**What you are asked to do:**
Select all lines with the string "image" in them, and copy those lines.

**Record list:**
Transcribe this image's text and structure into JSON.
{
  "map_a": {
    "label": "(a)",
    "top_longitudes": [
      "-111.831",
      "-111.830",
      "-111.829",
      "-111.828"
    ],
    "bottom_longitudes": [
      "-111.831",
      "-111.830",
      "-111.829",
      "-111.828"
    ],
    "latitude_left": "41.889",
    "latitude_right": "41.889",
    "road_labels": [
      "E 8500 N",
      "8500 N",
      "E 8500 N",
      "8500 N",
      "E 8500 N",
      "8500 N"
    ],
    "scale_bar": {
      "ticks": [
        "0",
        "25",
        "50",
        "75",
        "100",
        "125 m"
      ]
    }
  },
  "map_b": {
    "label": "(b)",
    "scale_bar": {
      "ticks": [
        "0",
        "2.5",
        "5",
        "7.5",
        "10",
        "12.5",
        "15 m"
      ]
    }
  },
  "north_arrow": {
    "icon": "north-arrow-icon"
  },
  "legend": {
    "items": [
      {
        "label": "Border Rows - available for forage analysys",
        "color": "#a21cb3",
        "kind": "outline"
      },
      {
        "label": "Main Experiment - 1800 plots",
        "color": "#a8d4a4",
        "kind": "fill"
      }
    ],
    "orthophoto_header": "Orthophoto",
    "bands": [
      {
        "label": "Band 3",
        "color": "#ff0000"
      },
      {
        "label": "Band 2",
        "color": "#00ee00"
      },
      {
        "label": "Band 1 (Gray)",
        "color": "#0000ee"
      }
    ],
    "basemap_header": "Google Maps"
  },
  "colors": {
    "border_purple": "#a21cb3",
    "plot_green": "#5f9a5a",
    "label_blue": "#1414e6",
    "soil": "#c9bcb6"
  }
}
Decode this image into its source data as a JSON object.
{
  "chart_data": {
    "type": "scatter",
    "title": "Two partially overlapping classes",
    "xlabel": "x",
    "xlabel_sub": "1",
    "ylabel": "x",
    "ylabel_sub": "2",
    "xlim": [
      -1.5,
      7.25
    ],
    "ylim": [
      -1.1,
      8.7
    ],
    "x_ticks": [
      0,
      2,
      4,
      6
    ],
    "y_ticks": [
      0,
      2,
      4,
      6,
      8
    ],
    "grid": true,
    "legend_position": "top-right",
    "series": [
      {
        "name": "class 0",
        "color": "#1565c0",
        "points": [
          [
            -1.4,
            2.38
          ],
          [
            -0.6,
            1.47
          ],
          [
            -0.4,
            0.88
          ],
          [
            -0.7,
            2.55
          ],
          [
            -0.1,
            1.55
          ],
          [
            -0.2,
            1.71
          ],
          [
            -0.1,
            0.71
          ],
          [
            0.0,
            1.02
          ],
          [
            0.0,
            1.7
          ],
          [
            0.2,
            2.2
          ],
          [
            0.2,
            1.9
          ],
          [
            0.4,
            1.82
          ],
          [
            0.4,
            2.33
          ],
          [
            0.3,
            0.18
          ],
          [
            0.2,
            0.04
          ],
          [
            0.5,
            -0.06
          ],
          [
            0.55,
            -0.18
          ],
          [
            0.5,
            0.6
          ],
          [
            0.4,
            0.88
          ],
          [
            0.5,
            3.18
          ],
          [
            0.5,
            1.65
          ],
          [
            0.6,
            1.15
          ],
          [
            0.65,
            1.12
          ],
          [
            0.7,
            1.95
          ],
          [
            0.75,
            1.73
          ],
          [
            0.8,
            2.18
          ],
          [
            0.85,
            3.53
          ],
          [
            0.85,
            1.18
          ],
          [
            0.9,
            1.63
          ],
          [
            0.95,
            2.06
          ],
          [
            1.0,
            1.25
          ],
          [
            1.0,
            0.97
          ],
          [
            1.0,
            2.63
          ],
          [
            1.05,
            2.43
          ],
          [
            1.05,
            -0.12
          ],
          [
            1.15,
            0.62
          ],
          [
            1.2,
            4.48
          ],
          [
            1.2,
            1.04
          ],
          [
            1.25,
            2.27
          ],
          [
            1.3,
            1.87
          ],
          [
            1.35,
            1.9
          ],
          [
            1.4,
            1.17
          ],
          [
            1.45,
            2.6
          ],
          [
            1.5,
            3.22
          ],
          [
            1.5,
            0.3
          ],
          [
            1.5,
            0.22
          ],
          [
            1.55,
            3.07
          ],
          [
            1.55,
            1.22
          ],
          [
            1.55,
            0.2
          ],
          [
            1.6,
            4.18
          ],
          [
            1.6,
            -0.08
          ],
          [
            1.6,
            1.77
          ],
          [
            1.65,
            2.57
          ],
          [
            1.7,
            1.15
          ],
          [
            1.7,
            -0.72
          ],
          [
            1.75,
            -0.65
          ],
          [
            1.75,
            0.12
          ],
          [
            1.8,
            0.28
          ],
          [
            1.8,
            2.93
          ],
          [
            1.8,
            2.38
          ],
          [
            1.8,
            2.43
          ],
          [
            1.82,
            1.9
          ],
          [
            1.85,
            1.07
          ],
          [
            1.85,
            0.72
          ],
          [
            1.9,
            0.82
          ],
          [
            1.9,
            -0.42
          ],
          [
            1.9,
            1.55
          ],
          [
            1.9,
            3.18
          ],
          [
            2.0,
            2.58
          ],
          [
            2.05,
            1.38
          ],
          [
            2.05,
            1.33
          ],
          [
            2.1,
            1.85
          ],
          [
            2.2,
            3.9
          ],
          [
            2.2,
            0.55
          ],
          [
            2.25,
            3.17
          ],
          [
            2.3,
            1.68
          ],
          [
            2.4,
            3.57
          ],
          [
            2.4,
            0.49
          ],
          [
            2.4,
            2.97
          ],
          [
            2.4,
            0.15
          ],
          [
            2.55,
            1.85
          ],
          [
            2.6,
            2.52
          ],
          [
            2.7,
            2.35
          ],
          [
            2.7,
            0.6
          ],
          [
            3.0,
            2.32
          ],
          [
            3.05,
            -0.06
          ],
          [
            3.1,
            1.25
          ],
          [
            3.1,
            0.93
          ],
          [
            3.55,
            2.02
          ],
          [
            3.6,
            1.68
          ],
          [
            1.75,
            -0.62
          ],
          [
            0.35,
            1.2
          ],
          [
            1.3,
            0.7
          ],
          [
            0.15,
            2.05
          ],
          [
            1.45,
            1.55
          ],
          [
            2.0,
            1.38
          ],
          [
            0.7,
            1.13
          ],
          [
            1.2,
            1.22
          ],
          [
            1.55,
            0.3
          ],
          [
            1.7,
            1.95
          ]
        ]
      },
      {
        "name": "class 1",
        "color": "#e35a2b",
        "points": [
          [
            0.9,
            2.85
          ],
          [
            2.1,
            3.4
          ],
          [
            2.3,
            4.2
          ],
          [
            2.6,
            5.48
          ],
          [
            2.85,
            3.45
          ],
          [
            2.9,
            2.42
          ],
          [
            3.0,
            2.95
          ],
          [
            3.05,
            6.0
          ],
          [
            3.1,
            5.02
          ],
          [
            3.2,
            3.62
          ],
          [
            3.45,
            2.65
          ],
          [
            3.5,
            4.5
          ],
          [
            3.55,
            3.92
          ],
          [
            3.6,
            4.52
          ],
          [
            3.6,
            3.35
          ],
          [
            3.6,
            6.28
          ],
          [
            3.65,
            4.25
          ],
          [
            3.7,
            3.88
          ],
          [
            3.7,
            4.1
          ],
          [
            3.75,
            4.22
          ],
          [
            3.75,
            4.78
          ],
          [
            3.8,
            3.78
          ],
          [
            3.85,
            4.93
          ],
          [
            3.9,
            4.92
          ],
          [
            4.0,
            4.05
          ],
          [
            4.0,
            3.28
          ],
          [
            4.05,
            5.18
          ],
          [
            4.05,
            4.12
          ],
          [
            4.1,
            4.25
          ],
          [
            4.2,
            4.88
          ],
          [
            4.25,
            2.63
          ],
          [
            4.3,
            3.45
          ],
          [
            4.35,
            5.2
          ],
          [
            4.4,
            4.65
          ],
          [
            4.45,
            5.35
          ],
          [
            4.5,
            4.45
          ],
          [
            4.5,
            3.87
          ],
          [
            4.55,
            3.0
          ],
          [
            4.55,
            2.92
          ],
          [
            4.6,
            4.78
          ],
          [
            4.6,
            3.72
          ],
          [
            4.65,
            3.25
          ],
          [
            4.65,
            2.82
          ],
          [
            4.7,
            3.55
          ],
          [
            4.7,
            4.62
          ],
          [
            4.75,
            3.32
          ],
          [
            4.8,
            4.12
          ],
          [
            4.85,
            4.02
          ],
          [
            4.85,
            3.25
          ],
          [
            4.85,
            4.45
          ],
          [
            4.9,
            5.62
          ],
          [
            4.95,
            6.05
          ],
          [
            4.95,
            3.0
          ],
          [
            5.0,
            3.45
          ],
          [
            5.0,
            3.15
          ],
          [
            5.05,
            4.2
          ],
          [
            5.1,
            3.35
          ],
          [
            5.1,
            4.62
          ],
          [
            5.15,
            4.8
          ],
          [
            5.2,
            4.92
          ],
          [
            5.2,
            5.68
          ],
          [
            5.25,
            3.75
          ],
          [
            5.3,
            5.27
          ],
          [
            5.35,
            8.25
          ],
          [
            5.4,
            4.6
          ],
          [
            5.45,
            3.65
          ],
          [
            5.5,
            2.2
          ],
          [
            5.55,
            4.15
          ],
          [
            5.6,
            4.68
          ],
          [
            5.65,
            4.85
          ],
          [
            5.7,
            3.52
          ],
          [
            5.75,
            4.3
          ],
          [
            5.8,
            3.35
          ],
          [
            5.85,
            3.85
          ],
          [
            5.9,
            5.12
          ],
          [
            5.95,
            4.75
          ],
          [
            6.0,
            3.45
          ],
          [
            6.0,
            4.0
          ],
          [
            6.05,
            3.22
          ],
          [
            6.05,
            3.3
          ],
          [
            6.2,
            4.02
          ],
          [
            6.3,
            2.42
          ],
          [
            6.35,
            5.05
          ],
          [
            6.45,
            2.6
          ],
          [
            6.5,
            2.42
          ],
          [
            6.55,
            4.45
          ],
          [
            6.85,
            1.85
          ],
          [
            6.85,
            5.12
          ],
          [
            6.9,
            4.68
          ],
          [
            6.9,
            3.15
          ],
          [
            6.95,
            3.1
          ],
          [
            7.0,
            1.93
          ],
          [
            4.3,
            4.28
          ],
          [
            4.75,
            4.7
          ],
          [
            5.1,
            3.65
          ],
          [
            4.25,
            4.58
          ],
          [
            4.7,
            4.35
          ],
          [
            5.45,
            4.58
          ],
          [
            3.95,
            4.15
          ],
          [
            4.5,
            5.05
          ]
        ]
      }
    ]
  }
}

**Correct response:**
Transcribe this image's text and structure into JSON.
Decode this image into its source data as a JSON object.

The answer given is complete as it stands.